--- Start Data for this exercise ---
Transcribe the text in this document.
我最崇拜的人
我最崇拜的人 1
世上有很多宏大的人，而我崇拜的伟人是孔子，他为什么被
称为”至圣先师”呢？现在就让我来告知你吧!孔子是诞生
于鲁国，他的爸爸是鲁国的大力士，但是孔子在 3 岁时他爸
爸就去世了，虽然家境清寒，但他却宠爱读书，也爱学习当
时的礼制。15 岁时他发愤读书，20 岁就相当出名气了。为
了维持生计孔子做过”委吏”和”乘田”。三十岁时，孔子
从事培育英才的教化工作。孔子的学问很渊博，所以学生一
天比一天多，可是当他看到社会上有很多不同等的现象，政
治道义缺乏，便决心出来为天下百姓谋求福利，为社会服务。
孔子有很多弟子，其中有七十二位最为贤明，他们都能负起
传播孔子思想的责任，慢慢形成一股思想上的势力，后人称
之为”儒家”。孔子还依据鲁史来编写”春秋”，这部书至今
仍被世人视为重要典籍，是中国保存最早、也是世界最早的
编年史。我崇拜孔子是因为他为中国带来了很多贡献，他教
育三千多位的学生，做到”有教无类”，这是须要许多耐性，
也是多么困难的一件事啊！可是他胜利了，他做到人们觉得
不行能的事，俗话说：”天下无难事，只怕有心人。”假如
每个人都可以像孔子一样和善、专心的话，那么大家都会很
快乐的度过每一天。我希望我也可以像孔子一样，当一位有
--- End Data for this exercise ---
▶ Stated exercise
Repeat the records above exactly as they appear.

▶ Exercise response
Transcribe the text in this document.
我最崇拜的人
我最崇拜的人 1
世上有很多宏大的人，而我崇拜的伟人是孔子，他为什么被
称为”至圣先师”呢？现在就让我来告知你吧!孔子是诞生
于鲁国，他的爸爸是鲁国的大力士，但是孔子在 3 岁时他爸
爸就去世了，虽然家境清寒，但他却宠爱读书，也爱学习当
时的礼制。15 岁时他发愤读书，20 岁就相当出名气了。为
了维持生计孔子做过”委吏”和”乘田”。三十岁时，孔子
从事培育英才的教化工作。孔子的学问很渊博，所以学生一
天比一天多，可是当他看到社会上有很多不同等的现象，政
治道义缺乏，便决心出来为天下百姓谋求福利，为社会服务。
孔子有很多弟子，其中有七十二位最为贤明，他们都能负起
传播孔子思想的责任，慢慢形成一股思想上的势力，后人称
之为”儒家”。孔子还依据鲁史来编写”春秋”，这部书至今
仍被世人视为重要典籍，是中国保存最早、也是世界最早的
编年史。我崇拜孔子是因为他为中国带来了很多贡献，他教
育三千多位的学生，做到”有教无类”，这是须要许多耐性，
也是多么困难的一件事啊！可是他胜利了，他做到人们觉得
不行能的事，俗话说：”天下无难事，只怕有心人。”假如
每个人都可以像孔子一样和善、专心的话，那么大家都会很
快乐的度过每一天。我希望我也可以像孔子一样，当一位有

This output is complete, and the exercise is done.